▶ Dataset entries
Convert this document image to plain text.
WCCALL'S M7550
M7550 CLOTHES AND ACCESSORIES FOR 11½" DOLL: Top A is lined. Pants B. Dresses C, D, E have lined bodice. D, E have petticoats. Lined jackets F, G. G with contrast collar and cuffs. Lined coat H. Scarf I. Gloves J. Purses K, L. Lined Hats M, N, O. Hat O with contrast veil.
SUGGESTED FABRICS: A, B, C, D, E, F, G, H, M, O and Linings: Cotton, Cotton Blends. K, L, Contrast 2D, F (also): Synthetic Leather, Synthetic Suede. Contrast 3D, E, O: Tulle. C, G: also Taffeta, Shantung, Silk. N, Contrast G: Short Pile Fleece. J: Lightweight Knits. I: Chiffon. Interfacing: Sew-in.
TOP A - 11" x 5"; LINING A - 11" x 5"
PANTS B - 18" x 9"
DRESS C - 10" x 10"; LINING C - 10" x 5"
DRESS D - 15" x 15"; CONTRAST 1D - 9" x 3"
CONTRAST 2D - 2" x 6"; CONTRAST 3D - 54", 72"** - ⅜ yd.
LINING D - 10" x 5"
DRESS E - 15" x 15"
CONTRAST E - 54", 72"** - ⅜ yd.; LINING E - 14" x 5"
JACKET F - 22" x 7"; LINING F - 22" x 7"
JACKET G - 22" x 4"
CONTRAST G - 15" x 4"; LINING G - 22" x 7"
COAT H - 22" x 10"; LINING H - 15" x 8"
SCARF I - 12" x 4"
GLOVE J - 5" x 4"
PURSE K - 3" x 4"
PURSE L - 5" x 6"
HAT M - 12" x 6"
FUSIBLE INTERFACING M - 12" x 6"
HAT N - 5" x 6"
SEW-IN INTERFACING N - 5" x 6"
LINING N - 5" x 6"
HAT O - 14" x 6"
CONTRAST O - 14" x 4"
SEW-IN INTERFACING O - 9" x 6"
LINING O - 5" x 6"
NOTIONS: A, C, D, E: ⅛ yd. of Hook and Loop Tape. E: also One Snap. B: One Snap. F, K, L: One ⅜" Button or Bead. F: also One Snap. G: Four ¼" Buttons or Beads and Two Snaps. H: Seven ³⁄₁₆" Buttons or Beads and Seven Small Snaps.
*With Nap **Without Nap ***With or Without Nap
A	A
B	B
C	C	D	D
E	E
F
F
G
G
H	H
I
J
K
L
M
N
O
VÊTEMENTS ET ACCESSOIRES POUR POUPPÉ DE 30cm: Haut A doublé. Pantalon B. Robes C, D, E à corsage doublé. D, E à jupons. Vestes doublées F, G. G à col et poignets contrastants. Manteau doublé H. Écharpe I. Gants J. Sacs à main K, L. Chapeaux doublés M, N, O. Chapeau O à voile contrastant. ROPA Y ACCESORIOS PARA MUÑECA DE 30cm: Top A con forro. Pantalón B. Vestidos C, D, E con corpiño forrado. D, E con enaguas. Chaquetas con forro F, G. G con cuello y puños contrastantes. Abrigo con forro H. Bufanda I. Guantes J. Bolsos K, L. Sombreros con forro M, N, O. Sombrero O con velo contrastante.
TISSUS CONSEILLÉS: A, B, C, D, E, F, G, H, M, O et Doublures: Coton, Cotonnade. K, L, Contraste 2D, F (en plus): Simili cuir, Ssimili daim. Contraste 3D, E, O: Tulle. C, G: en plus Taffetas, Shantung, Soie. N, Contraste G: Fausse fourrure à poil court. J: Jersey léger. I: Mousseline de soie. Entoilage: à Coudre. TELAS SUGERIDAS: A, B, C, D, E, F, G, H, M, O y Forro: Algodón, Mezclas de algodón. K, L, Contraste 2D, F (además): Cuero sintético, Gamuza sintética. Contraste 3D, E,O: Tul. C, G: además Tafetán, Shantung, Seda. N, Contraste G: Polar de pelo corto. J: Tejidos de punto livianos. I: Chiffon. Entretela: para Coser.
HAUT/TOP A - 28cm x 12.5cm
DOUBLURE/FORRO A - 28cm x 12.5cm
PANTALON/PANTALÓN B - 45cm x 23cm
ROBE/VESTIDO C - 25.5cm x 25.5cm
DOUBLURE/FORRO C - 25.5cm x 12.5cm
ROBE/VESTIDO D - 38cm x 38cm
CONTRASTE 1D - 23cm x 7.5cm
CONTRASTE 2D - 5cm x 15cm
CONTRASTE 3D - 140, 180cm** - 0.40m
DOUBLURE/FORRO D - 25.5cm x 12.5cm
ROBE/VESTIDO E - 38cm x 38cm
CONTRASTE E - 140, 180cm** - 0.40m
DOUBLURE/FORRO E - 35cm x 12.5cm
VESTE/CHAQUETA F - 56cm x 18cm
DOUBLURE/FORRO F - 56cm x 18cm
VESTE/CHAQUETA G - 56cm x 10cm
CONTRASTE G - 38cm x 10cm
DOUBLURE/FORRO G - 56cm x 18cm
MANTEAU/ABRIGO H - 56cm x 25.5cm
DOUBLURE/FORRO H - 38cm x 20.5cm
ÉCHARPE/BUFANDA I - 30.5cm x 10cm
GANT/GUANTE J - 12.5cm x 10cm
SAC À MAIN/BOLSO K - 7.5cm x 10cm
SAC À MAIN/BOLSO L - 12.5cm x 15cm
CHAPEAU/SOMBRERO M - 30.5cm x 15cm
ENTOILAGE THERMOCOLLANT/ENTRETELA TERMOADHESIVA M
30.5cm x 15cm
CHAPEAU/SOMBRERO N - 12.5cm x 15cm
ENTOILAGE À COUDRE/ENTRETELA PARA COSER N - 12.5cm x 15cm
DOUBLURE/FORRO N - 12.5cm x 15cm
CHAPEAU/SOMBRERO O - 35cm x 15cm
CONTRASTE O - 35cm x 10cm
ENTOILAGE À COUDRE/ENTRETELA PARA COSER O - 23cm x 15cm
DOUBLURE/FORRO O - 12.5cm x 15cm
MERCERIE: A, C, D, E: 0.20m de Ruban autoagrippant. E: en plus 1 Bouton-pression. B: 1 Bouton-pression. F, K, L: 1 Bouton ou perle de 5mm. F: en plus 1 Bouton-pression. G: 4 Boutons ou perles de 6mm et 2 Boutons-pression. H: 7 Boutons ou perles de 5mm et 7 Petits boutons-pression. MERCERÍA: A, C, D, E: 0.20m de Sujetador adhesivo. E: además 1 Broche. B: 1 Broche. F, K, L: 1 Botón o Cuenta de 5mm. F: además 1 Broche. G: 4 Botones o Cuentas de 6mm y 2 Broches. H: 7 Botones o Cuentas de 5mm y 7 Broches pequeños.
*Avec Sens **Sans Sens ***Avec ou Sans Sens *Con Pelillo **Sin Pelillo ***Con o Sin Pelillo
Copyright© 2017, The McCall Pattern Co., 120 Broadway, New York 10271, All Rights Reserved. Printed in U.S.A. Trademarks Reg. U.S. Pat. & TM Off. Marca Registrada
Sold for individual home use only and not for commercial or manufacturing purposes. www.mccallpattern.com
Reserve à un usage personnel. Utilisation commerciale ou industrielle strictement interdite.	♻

▶ Work required
Extract the complete set of records unchanged.

▶ Answer to this exercise
Convert this document image to plain text.
WCCALL'S M7550
M7550 CLOTHES AND ACCESSORIES FOR 11½" DOLL: Top A is lined. Pants B. Dresses C, D, E have lined bodice. D, E have petticoats. Lined jackets F, G. G with contrast collar and cuffs. Lined coat H. Scarf I. Gloves J. Purses K, L. Lined Hats M, N, O. Hat O with contrast veil.
SUGGESTED FABRICS: A, B, C, D, E, F, G, H, M, O and Linings: Cotton, Cotton Blends. K, L, Contrast 2D, F (also): Synthetic Leather, Synthetic Suede. Contrast 3D, E, O: Tulle. C, G: also Taffeta, Shantung, Silk. N, Contrast G: Short Pile Fleece. J: Lightweight Knits. I: Chiffon. Interfacing: Sew-in.
TOP A - 11" x 5"; LINING A - 11" x 5"
PANTS B - 18" x 9"
DRESS C - 10" x 10"; LINING C - 10" x 5"
DRESS D - 15" x 15"; CONTRAST 1D - 9" x 3"
CONTRAST 2D - 2" x 6"; CONTRAST 3D - 54", 72"** - ⅜ yd.
LINING D - 10" x 5"
DRESS E - 15" x 15"
CONTRAST E - 54", 72"** - ⅜ yd.; LINING E - 14" x 5"
JACKET F - 22" x 7"; LINING F - 22" x 7"
JACKET G - 22" x 4"
CONTRAST G - 15" x 4"; LINING G - 22" x 7"
COAT H - 22" x 10"; LINING H - 15" x 8"
SCARF I - 12" x 4"
GLOVE J - 5" x 4"
PURSE K - 3" x 4"
PURSE L - 5" x 6"
HAT M - 12" x 6"
FUSIBLE INTERFACING M - 12" x 6"
HAT N - 5" x 6"
SEW-IN INTERFACING N - 5" x 6"
LINING N - 5" x 6"
HAT O - 14" x 6"
CONTRAST O - 14" x 4"
SEW-IN INTERFACING O - 9" x 6"
LINING O - 5" x 6"
NOTIONS: A, C, D, E: ⅛ yd. of Hook and Loop Tape. E: also One Snap. B: One Snap. F, K, L: One ⅜" Button or Bead. F: also One Snap. G: Four ¼" Buttons or Beads and Two Snaps. H: Seven ³⁄₁₆" Buttons or Beads and Seven Small Snaps.
*With Nap **Without Nap ***With or Without Nap
A	A
B	B
C	C	D	D
E	E
F
F
G
G
H	H
I
J
K
L
M
N
O
VÊTEMENTS ET ACCESSOIRES POUR POUPPÉ DE 30cm: Haut A doublé. Pantalon B. Robes C, D, E à corsage doublé. D, E à jupons. Vestes doublées F, G. G à col et poignets contrastants. Manteau doublé H. Écharpe I. Gants J. Sacs à main K, L. Chapeaux doublés M, N, O. Chapeau O à voile contrastant. ROPA Y ACCESORIOS PARA MUÑECA DE 30cm: Top A con forro. Pantalón B. Vestidos C, D, E con corpiño forrado. D, E con enaguas. Chaquetas con forro F, G. G con cuello y puños contrastantes. Abrigo con forro H. Bufanda I. Guantes J. Bolsos K, L. Sombreros con forro M, N, O. Sombrero O con velo contrastante.
TISSUS CONSEILLÉS: A, B, C, D, E, F, G, H, M, O et Doublures: Coton, Cotonnade. K, L, Contraste 2D, F (en plus): Simili cuir, Ssimili daim. Contraste 3D, E, O: Tulle. C, G: en plus Taffetas, Shantung, Soie. N, Contraste G: Fausse fourrure à poil court. J: Jersey léger. I: Mousseline de soie. Entoilage: à Coudre. TELAS SUGERIDAS: A, B, C, D, E, F, G, H, M, O y Forro: Algodón, Mezclas de algodón. K, L, Contraste 2D, F (además): Cuero sintético, Gamuza sintética. Contraste 3D, E,O: Tul. C, G: además Tafetán, Shantung, Seda. N, Contraste G: Polar de pelo corto. J: Tejidos de punto livianos. I: Chiffon. Entretela: para Coser.
HAUT/TOP A - 28cm x 12.5cm
DOUBLURE/FORRO A - 28cm x 12.5cm
PANTALON/PANTALÓN B - 45cm x 23cm
ROBE/VESTIDO C - 25.5cm x 25.5cm
DOUBLURE/FORRO C - 25.5cm x 12.5cm
ROBE/VESTIDO D - 38cm x 38cm
CONTRASTE 1D - 23cm x 7.5cm
CONTRASTE 2D - 5cm x 15cm
CONTRASTE 3D - 140, 180cm** - 0.40m
DOUBLURE/FORRO D - 25.5cm x 12.5cm
ROBE/VESTIDO E - 38cm x 38cm
CONTRASTE E - 140, 180cm** - 0.40m
DOUBLURE/FORRO E - 35cm x 12.5cm
VESTE/CHAQUETA F - 56cm x 18cm
DOUBLURE/FORRO F - 56cm x 18cm
VESTE/CHAQUETA G - 56cm x 10cm
CONTRASTE G - 38cm x 10cm
DOUBLURE/FORRO G - 56cm x 18cm
MANTEAU/ABRIGO H - 56cm x 25.5cm
DOUBLURE/FORRO H - 38cm x 20.5cm
ÉCHARPE/BUFANDA I - 30.5cm x 10cm
GANT/GUANTE J - 12.5cm x 10cm
SAC À MAIN/BOLSO K - 7.5cm x 10cm
SAC À MAIN/BOLSO L - 12.5cm x 15cm
CHAPEAU/SOMBRERO M - 30.5cm x 15cm
ENTOILAGE THERMOCOLLANT/ENTRETELA TERMOADHESIVA M
30.5cm x 15cm
CHAPEAU/SOMBRERO N - 12.5cm x 15cm
ENTOILAGE À COUDRE/ENTRETELA PARA COSER N - 12.5cm x 15cm
DOUBLURE/FORRO N - 12.5cm x 15cm
CHAPEAU/SOMBRERO O - 35cm x 15cm
CONTRASTE O - 35cm x 10cm
ENTOILAGE À COUDRE/ENTRETELA PARA COSER O - 23cm x 15cm
DOUBLURE/FORRO O - 12.5cm x 15cm
MERCERIE: A, C, D, E: 0.20m de Ruban autoagrippant. E: en plus 1 Bouton-pression. B: 1 Bouton-pression. F, K, L: 1 Bouton ou perle de 5mm. F: en plus 1 Bouton-pression. G: 4 Boutons ou perles de 6mm et 2 Boutons-pression. H: 7 Boutons ou perles de 5mm et 7 Petits boutons-pression. MERCERÍA: A, C, D, E: 0.20m de Sujetador adhesivo. E: además 1 Broche. B: 1 Broche. F, K, L: 1 Botón o Cuenta de 5mm. F: además 1 Broche. G: 4 Botones o Cuentas de 6mm y 2 Broches. H: 7 Botones o Cuentas de 5mm y 7 Broches pequeños.
*Avec Sens **Sans Sens ***Avec ou Sans Sens *Con Pelillo **Sin Pelillo ***Con o Sin Pelillo
Copyright© 2017, The McCall Pattern Co., 120 Broadway, New York 10271, All Rights Reserved. Printed in U.S.A. Trademarks Reg. U.S. Pat. & TM Off. Marca Registrada
Sold for individual home use only and not for commercial or manufacturing purposes. www.mccallpattern.com
Reserve à un usage personnel. Utilisation commerciale ou industrielle strictement interdite.	♻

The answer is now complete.